▶ [Problem requirements]:
Copy each line of the records that holds the string "Thank".

[BEGIN Available data]

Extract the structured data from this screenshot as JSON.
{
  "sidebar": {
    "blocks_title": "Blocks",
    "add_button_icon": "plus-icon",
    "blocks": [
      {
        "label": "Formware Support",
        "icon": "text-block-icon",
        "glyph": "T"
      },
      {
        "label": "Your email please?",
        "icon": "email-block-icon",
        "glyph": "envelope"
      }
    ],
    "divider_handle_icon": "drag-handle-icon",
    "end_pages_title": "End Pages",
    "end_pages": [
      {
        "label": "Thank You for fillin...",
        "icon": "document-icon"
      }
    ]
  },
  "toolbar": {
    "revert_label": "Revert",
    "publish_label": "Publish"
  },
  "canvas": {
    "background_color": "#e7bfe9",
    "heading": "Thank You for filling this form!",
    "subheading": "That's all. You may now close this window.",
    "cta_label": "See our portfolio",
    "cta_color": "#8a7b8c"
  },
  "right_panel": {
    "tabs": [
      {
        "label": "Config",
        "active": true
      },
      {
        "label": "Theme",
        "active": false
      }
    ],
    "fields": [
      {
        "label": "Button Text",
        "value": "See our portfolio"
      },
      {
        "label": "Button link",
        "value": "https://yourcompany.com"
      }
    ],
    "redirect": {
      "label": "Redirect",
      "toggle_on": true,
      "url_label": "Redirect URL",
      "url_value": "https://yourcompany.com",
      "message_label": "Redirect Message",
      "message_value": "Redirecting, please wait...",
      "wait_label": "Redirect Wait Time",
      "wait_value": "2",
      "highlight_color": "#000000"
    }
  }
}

[END Available data]

▶ [Answer to this exercise]:
        "label": "Thank You for fillin...",
    "heading": "Thank You for filling this form!",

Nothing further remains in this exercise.